DO THIS:
Return exactly the lines of the entries that start at the line containing "Read all visible content and emit it as JSON." and continue to the last line. Omit the pictures.

***** DATA ROWS

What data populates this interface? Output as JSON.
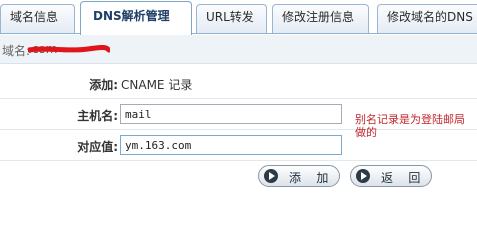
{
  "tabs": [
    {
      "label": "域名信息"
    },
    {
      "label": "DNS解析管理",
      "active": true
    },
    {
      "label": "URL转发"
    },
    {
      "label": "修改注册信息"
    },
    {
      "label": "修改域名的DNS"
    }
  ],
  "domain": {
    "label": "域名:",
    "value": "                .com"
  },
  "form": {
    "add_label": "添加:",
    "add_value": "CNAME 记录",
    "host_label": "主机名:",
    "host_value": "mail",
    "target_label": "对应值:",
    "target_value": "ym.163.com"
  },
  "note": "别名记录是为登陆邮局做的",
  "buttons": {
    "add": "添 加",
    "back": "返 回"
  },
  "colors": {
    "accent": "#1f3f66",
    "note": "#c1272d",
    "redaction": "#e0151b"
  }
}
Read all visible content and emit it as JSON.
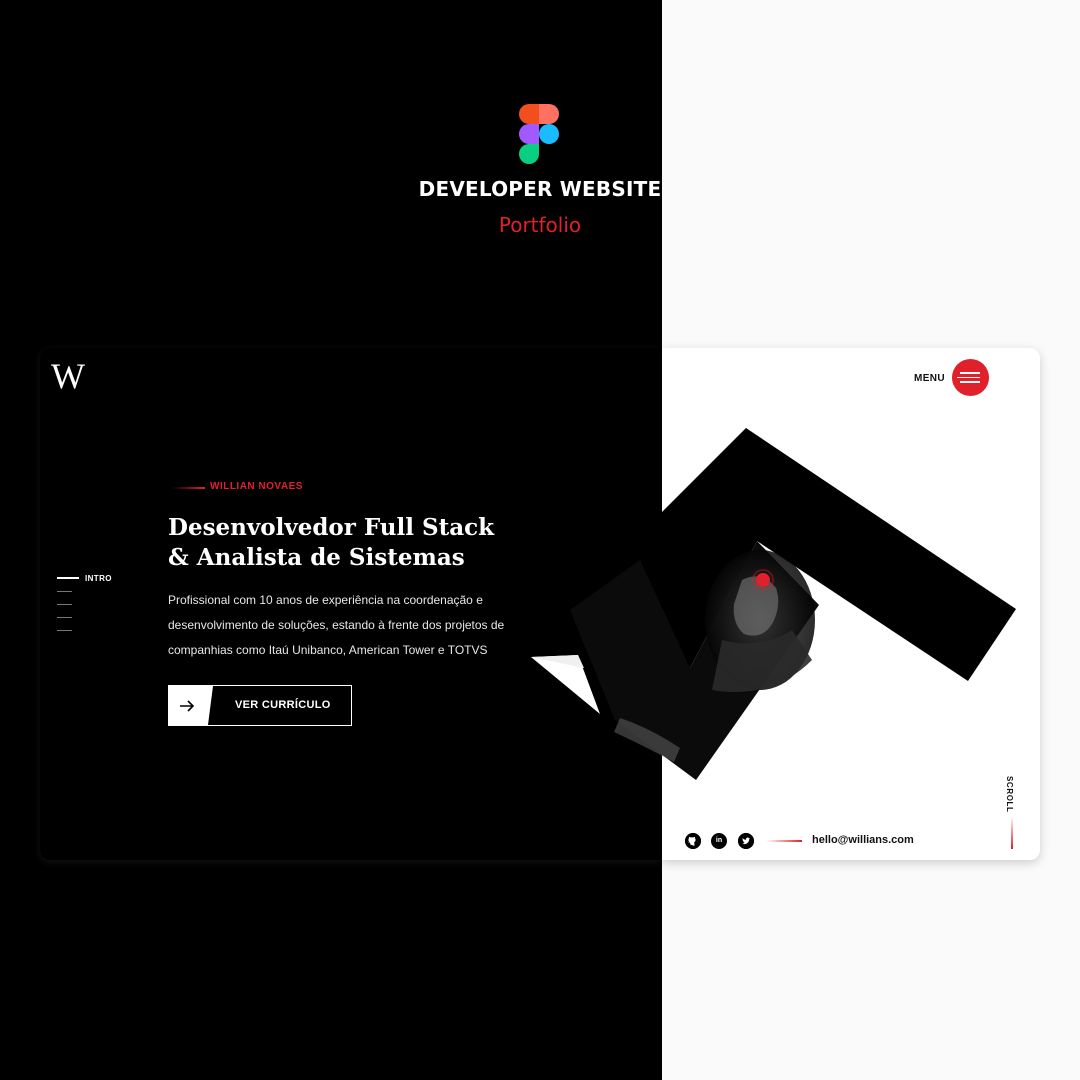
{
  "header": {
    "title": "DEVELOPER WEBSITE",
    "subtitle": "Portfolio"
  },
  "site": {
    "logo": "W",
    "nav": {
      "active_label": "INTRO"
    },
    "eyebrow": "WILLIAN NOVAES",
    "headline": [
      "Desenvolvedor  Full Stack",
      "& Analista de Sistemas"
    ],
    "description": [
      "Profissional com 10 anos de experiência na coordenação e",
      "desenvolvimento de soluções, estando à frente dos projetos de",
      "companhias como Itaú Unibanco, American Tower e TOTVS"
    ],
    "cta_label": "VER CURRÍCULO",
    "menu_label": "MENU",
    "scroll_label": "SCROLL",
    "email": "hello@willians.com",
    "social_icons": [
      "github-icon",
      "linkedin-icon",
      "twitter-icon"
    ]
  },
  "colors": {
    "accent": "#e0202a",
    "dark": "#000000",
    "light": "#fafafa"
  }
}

**********

RESPONSE TO THIS EXERCISE:
Read all visible content and emit it as JSON.
{
  "header": {
    "title": "DEVELOPER WEBSITE",
    "subtitle": "Portfolio"
  },
  "site": {
    "logo": "W",
    "nav": {
      "active_label": "INTRO"
    },
    "eyebrow": "WILLIAN NOVAES",
    "headline": [
      "Desenvolvedor  Full Stack",
      "& Analista de Sistemas"
    ],
    "description": [
      "Profissional com 10 anos de experiência na coordenação e",
      "desenvolvimento de soluções, estando à frente dos projetos de",
      "companhias como Itaú Unibanco, American Tower e TOTVS"
    ],
    "cta_label": "VER CURRÍCULO",
    "menu_label": "MENU",
    "scroll_label": "SCROLL",
    "email": "hello@willians.com",
    "social_icons": [
      "github-icon",
      "linkedin-icon",
      "twitter-icon"
    ]
  },
  "colors": {
    "accent": "#e0202a",
    "dark": "#000000",
    "light": "#fafafa"
  }
}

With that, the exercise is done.